*REQUIREMENT:*
Output all the data exactly. Pictures do not belong in the copy.

*Data items:*
::::::::
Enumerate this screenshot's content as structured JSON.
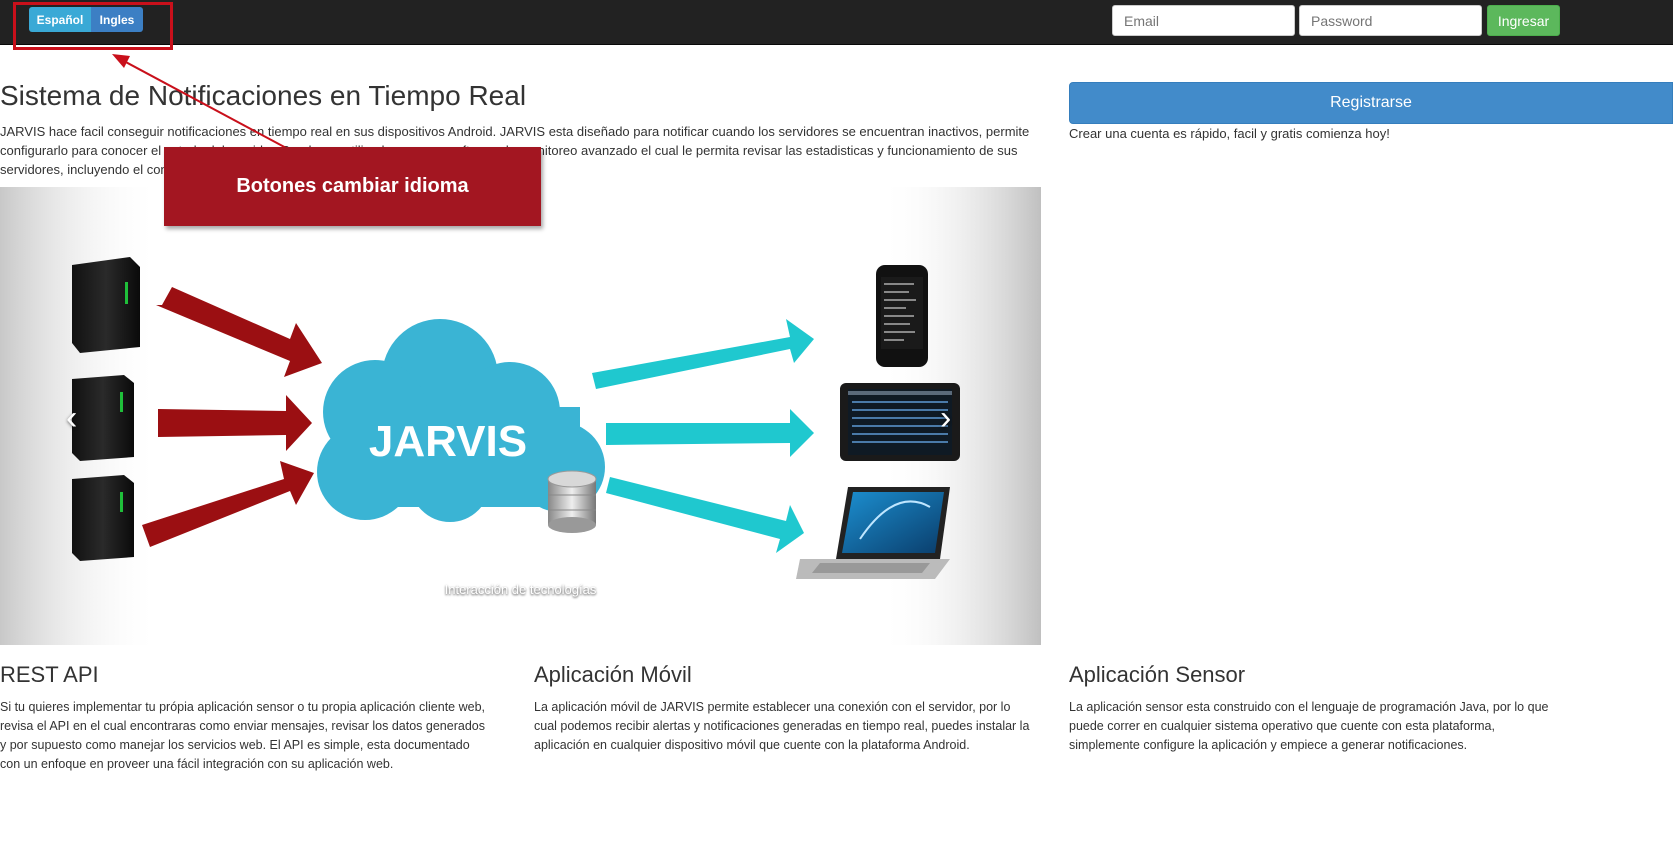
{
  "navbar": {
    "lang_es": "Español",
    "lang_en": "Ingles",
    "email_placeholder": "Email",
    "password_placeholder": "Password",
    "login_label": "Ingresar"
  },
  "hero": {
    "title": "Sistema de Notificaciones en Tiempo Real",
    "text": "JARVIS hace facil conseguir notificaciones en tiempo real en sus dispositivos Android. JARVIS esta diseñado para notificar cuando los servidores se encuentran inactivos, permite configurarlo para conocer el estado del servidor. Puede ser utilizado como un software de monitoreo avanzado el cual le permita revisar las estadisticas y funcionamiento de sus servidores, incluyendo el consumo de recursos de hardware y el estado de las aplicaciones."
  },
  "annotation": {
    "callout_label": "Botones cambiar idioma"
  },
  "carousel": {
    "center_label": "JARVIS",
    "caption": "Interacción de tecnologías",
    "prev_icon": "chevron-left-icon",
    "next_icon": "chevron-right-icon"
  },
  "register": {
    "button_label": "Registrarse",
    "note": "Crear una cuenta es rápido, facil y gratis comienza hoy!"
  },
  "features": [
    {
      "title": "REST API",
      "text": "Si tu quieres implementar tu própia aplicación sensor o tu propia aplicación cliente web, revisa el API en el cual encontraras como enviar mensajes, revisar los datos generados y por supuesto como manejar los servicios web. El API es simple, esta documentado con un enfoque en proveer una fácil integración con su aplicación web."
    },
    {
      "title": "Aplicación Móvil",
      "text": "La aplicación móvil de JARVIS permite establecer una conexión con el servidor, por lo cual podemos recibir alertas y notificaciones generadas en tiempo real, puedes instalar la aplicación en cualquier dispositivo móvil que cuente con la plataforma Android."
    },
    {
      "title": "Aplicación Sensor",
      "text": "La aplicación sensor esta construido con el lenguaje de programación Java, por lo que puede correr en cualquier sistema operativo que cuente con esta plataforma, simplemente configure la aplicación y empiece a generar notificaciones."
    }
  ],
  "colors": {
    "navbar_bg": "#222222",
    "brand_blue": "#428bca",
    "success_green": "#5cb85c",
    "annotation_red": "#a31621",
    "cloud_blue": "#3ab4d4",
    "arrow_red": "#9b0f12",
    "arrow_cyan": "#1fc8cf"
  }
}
::::::::
*TASK ANSWER:*
Enumerate this screenshot's content as structured JSON.
{
  "navbar": {
    "lang_es": "Español",
    "lang_en": "Ingles",
    "email_placeholder": "Email",
    "password_placeholder": "Password",
    "login_label": "Ingresar"
  },
  "hero": {
    "title": "Sistema de Notificaciones en Tiempo Real",
    "text": "JARVIS hace facil conseguir notificaciones en tiempo real en sus dispositivos Android. JARVIS esta diseñado para notificar cuando los servidores se encuentran inactivos, permite configurarlo para conocer el estado del servidor. Puede ser utilizado como un software de monitoreo avanzado el cual le permita revisar las estadisticas y funcionamiento de sus servidores, incluyendo el consumo de recursos de hardware y el estado de las aplicaciones."
  },
  "annotation": {
    "callout_label": "Botones cambiar idioma"
  },
  "carousel": {
    "center_label": "JARVIS",
    "caption": "Interacción de tecnologías",
    "prev_icon": "chevron-left-icon",
    "next_icon": "chevron-right-icon"
  },
  "register": {
    "button_label": "Registrarse",
    "note": "Crear una cuenta es rápido, facil y gratis comienza hoy!"
  },
  "features": [
    {
      "title": "REST API",
      "text": "Si tu quieres implementar tu própia aplicación sensor o tu propia aplicación cliente web, revisa el API en el cual encontraras como enviar mensajes, revisar los datos generados y por supuesto como manejar los servicios web. El API es simple, esta documentado con un enfoque en proveer una fácil integración con su aplicación web."
    },
    {
      "title": "Aplicación Móvil",
      "text": "La aplicación móvil de JARVIS permite establecer una conexión con el servidor, por lo cual podemos recibir alertas y notificaciones generadas en tiempo real, puedes instalar la aplicación en cualquier dispositivo móvil que cuente con la plataforma Android."
    },
    {
      "title": "Aplicación Sensor",
      "text": "La aplicación sensor esta construido con el lenguaje de programación Java, por lo que puede correr en cualquier sistema operativo que cuente con esta plataforma, simplemente configure la aplicación y empiece a generar notificaciones."
    }
  ],
  "colors": {
    "navbar_bg": "#222222",
    "brand_blue": "#428bca",
    "success_green": "#5cb85c",
    "annotation_red": "#a31621",
    "cloud_blue": "#3ab4d4",
    "arrow_red": "#9b0f12",
    "arrow_cyan": "#1fc8cf"
  }
}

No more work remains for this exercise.